— start of Records for this exercise —

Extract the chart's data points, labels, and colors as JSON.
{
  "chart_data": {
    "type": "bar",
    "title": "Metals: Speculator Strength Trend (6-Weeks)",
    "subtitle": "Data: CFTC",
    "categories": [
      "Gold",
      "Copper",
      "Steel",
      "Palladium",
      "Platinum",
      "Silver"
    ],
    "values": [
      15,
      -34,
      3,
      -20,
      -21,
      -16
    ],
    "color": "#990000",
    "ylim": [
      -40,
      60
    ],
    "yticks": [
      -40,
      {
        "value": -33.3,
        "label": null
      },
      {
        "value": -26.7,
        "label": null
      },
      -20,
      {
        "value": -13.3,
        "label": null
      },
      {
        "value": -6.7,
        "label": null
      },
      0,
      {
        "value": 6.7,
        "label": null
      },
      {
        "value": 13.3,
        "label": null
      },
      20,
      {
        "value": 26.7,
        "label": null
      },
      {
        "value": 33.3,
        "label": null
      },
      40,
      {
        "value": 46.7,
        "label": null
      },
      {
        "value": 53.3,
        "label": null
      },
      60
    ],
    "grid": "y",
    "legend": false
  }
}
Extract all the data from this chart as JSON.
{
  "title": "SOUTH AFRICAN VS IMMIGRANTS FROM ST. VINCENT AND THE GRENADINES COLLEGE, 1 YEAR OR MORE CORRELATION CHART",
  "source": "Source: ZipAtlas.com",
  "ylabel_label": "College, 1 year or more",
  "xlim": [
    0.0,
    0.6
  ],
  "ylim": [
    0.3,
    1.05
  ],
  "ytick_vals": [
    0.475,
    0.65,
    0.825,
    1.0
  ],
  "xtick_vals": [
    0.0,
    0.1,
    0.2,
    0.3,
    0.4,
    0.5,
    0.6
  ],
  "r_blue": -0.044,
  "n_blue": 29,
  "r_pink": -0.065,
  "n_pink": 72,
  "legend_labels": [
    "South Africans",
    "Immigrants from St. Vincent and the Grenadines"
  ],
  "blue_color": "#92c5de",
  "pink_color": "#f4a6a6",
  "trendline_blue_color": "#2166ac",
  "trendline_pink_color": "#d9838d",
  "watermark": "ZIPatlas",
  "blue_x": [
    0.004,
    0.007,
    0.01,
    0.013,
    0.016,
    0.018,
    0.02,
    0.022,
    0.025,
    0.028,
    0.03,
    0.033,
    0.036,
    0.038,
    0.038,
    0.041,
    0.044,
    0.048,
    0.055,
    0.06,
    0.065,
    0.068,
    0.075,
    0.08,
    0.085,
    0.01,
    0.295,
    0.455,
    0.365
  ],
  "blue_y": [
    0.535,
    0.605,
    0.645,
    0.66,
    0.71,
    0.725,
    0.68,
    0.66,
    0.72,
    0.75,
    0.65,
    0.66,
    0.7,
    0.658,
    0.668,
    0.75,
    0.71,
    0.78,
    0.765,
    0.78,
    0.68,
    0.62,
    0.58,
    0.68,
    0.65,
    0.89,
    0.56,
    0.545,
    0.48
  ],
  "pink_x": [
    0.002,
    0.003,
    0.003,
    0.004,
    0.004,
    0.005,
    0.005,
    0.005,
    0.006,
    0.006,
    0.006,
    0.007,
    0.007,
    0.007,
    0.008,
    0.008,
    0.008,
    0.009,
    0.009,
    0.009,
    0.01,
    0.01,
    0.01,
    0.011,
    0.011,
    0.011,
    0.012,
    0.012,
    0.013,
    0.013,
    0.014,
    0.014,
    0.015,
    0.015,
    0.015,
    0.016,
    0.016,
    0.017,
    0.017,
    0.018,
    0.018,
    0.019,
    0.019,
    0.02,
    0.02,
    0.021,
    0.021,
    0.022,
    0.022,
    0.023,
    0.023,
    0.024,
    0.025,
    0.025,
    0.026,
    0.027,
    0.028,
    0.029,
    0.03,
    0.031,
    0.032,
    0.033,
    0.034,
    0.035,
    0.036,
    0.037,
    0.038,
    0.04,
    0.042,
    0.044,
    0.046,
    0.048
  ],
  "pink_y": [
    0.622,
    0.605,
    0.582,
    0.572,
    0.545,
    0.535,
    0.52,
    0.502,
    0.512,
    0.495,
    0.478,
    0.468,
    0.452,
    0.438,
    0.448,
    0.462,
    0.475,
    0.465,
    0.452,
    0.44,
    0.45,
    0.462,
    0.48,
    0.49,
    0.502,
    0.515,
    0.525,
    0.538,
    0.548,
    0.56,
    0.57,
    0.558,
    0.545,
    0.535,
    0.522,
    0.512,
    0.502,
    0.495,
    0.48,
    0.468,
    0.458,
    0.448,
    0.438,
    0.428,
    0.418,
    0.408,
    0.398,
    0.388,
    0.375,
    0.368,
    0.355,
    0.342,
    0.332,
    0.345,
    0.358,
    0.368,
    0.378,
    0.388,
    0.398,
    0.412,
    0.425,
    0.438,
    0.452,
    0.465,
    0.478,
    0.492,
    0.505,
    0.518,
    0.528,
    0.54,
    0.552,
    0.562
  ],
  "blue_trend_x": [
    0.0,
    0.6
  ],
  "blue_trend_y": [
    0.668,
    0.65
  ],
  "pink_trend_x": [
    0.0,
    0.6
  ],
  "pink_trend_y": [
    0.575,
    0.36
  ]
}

— end of Records for this exercise —
— start of Records for this exercise —

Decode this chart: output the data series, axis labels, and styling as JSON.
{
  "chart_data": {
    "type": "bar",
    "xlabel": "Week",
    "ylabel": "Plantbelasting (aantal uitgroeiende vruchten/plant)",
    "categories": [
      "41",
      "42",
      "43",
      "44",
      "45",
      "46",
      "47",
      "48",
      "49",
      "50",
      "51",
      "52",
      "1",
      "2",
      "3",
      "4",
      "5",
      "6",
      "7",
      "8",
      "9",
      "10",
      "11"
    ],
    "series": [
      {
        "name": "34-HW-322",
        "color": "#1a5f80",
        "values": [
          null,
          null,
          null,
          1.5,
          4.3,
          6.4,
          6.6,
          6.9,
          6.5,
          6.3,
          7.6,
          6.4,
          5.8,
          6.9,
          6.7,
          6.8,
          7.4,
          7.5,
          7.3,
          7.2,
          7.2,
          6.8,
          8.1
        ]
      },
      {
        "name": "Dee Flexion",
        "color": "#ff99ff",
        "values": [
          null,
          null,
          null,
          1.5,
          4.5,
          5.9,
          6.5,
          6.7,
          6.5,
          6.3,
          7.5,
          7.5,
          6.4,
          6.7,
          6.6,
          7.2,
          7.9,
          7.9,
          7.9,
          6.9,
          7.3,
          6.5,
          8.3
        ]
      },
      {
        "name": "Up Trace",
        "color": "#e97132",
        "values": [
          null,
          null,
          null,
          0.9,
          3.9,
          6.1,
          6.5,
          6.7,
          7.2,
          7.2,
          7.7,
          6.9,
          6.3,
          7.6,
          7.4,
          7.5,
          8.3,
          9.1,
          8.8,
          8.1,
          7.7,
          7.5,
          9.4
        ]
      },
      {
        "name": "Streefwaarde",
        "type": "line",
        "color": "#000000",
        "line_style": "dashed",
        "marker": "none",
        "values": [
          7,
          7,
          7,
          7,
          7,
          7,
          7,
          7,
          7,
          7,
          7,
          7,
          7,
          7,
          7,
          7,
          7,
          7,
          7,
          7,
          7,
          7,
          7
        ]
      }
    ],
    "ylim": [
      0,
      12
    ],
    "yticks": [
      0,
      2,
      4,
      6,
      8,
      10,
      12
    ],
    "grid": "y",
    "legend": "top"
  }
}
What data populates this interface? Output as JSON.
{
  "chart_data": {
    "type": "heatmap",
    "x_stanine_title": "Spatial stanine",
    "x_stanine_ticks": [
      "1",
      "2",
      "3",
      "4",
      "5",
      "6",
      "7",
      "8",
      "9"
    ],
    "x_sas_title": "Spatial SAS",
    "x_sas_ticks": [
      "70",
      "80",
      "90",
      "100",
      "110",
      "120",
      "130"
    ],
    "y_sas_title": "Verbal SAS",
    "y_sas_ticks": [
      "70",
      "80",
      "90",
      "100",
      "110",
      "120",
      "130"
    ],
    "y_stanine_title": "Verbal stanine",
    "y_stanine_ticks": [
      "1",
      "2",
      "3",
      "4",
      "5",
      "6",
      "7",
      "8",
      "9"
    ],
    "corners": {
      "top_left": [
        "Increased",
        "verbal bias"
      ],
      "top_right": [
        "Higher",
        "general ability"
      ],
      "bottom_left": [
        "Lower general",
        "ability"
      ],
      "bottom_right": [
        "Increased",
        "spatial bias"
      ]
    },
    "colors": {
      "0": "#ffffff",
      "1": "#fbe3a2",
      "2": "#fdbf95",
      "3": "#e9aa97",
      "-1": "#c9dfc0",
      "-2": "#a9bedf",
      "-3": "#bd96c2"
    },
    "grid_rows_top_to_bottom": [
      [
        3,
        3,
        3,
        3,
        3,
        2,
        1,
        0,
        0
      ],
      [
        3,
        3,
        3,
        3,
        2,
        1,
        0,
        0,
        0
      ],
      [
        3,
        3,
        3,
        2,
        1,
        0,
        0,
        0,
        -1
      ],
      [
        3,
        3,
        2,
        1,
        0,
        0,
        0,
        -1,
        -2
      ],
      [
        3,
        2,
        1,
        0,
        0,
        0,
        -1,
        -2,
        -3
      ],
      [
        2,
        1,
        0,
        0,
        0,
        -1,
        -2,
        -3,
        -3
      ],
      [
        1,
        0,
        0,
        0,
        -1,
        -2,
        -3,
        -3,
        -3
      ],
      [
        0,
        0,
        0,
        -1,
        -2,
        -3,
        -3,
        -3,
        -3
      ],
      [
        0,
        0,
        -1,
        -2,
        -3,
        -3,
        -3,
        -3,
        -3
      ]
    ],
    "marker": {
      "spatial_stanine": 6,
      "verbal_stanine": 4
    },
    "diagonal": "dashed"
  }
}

— end of Records for this exercise —

** Work to complete **
Copy, from the material, each line that holds the string "JSON".

** Worked answer **
Extract the chart's data points, labels, and colors as JSON.
Extract all the data from this chart as JSON.
Decode this chart: output the data series, axis labels, and styling as JSON.
What data populates this interface? Output as JSON.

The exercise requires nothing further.